*TEXTO APRESENTADO*
※ ※ ※

Amor não é decerto o tema de outro conto da autoria do brasileiro Sérgio Sant’Anna: «O Bordel (última redação)». Pelo contrário o narrador é um septuagenário, que sonha com idas ao bordel e, em vigília, recorda as «trepadas» do passado com mulheres de quem nem recorda outra coisa senão os sexos generosos. Se necessitar de exemplos de escrita andropáusica este pequeno texto de sete páginas é eloquente exemplo.
Dos romances, que ando agora a ler, enfatizo «Autobiografia» de José Luís Peixoto, que remete para o universo saramaguiano, não só em certos momentos da escrita, mas também nos personagens com nomes dele referenciais. Um jovem escritor, enleado na falta de inspiração para a escrita de um segundo romance - o primeiro tivera modesto sucesso nalguma crítica e quase nenhum êxito comercial! - vê-se incumbido de escrever uma biografia de duzentas páginas sobre o escritor a quem «Memorial do Convento» e outros grandes títulos valeriam o Nobel  no ano seguinte. Dele conhecemos o nascimento numa família da periferia lisboeta com a mãe dada a beatices e, sobretudo, a estranhos delírios satânicos quando o marido lhe quer impor a partida para a emigração. Ou o comportamento cábula durante a faculdade, ciente de ambicionar a escrita de romances e não tanto estudar os dos outros e ensiná-los. Ou o prévio encontro com Saramago, dez anos antes, quando quisera ensaiar desajeitado gesto de ladrão na Feira do Livro, sendo apanhado, valendo-lhe então o gesto magnânimo do escritor, ali a autografar romances.  Ainda vou no quinto capítulo, mas é decididamente leitura que recomendo.

※ ※ ※

*EXTRATO DE DADOS*
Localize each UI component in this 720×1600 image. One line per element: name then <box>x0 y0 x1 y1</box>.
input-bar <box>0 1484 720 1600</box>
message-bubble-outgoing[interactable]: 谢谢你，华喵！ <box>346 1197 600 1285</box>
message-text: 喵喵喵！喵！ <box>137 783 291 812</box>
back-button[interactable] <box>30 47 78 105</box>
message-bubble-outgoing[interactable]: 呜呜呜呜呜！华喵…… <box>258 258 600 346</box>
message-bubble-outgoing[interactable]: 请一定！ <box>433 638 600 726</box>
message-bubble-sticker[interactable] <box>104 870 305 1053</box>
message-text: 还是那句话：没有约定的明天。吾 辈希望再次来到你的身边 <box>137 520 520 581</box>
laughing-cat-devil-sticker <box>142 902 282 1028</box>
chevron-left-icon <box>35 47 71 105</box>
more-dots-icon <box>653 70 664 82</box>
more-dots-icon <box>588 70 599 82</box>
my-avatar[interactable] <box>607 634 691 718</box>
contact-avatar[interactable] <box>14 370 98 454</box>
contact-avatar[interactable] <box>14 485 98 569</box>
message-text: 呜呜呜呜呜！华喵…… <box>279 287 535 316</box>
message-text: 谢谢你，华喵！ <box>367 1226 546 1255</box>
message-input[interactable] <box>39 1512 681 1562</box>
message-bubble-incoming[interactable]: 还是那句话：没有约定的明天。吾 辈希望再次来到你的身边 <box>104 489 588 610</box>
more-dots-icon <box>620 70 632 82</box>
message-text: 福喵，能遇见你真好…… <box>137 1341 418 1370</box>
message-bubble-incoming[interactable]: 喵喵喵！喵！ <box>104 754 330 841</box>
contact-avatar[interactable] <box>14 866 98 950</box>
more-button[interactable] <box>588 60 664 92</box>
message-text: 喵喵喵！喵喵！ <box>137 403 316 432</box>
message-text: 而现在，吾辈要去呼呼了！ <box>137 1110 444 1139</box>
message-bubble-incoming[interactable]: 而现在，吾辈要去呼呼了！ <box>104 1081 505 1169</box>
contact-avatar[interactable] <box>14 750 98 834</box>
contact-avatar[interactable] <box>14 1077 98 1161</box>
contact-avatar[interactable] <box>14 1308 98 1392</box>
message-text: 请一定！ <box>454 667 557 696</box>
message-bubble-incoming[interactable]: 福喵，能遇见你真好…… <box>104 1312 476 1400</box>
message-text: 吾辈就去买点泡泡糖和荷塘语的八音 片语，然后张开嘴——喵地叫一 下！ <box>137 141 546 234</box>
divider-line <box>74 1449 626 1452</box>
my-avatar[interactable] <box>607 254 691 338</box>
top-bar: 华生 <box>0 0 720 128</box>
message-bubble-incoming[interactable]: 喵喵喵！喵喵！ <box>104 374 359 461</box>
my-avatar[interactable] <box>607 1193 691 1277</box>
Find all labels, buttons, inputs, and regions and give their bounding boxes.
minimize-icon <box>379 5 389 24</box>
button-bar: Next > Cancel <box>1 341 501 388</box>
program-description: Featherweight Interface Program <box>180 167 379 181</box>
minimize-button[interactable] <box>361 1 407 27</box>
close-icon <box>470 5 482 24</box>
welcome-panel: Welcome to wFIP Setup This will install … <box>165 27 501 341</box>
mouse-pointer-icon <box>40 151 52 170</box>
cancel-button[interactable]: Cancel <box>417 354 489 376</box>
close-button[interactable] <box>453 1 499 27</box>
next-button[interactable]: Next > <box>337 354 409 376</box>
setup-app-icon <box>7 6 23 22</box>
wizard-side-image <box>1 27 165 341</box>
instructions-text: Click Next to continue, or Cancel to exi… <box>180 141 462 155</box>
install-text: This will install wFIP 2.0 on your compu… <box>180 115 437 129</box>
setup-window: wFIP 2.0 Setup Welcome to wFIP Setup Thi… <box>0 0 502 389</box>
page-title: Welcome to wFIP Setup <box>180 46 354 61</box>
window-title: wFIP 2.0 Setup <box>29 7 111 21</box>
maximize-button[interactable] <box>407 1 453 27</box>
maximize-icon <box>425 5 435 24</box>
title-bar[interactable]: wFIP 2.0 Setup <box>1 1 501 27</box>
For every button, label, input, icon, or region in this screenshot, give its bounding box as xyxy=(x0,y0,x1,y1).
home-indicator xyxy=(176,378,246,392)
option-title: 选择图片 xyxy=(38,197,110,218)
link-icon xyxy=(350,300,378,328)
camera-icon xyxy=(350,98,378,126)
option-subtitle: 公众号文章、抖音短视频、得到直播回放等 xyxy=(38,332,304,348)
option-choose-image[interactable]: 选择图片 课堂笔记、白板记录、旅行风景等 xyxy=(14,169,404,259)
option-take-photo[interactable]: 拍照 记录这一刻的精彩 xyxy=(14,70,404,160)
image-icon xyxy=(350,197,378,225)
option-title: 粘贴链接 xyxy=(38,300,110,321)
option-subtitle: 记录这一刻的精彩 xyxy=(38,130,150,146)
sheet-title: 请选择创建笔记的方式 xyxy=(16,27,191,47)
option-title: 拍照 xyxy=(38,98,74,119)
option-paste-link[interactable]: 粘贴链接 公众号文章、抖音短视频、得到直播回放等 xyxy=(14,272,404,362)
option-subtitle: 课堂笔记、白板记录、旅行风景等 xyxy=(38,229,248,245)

※ ※ ※

*O QUE FAZER*
• 1. Indique se cada afirmação concorda com o texto sobre as leituras, respondendo sim ou não e citando as palavras do texto que o decidem: (a) O narrador de «O Bordel (última redação)» é um septuagenário. (b) O primeiro romance do jovem escritor teve grande êxito comercial. (c) O encontro prévio com Saramago aconteceu na Feira do Livro.
• 2. Repita fielmente o trecho do texto sobre as leituras que começa nas palavras "Amor não é decerto" e termina logo após "é eloquente exemplo.".
• 3. Prossiga o texto sobre as leituras a partir do ponto em que ele termina.
As linhas são material à parte, sem relação com o texto sobre as leituras.

*RESPOSTAS ESPERADAS*
• 1.
(a) Sim: "o narrador é um septuagenário".
(b) Não: "quase nenhum êxito comercial".
(c) Sim: "quando quisera ensaiar desajeitado gesto de ladrão na Feira do Livro".

• 2.
Amor não é decerto o tema de outro conto da autoria do brasileiro Sérgio Sant’Anna: «O Bordel (última redação)». Pelo contrário o narrador é um septuagenário, que sonha com idas ao bordel e, em vigília, recorda as «trepadas» do passado com mulheres de quem nem recorda outra coisa senão os sexos generosos. Se necessitar de exemplos de escrita andropáusica este pequeno texto de sete páginas é eloquente exemplo.

• 3.
Alternativa completamente diferente é a de Haruki Murakami em «After Dark» até porque a escrita aproxima-se mais de pré-argumento cinematográfico do que de Literatura com maiúscula. Mas como o davam como potencial galardoado com um dos Nobeis deste ano andei a revisitar-lhe a obra nos últimos meses e estou a dar o esforço como concluído com o enredo que, em tempos me dera maior satisfação: há uma rapariga a gastar a madrugada numa hamburgueria lendo um romance donde só despega os olhos para, enfadada, aturar quem se senta à frente: Takahashi, um músico com que saíra dois anos atrás, mas estava visivelmente mais interessado no biquíni da irmã, ou Kaoru, a gerente de um love hotel, que lhe vem pedir ajuda para comunicar com a jovem prostituta chinesa acabada de ser espancada num dos quartos, porque a menstruação aparecera-lhe no pior momento suscitando a cólera assassina do respetivo cliente.
E, em paralelo, há Eri Asai, a irmã de Mari, em profundo sono na penumbra do quarto, alheada do homem sem rosto, que sai do ecrã do televisor, paradoxalmente desligado da tomada.
Reconheço as principais características de Murakami desde o fascínio pelos bares quase vazios onde soam discos de jazz em vinil (ele próprio geriu um!) até essa misteriosa alteridade, que nada tem a ver com a nossa sóbria existência.
E ficam aqui por referenciar outras leituras que me vão, entretanto, ocupando: uma tentativa de Camus em dar existência a Mersault antes de «O Estrangeiro» ou o volumoso ensaio de António Cândido Franco dedicado a Mário de Cesariny.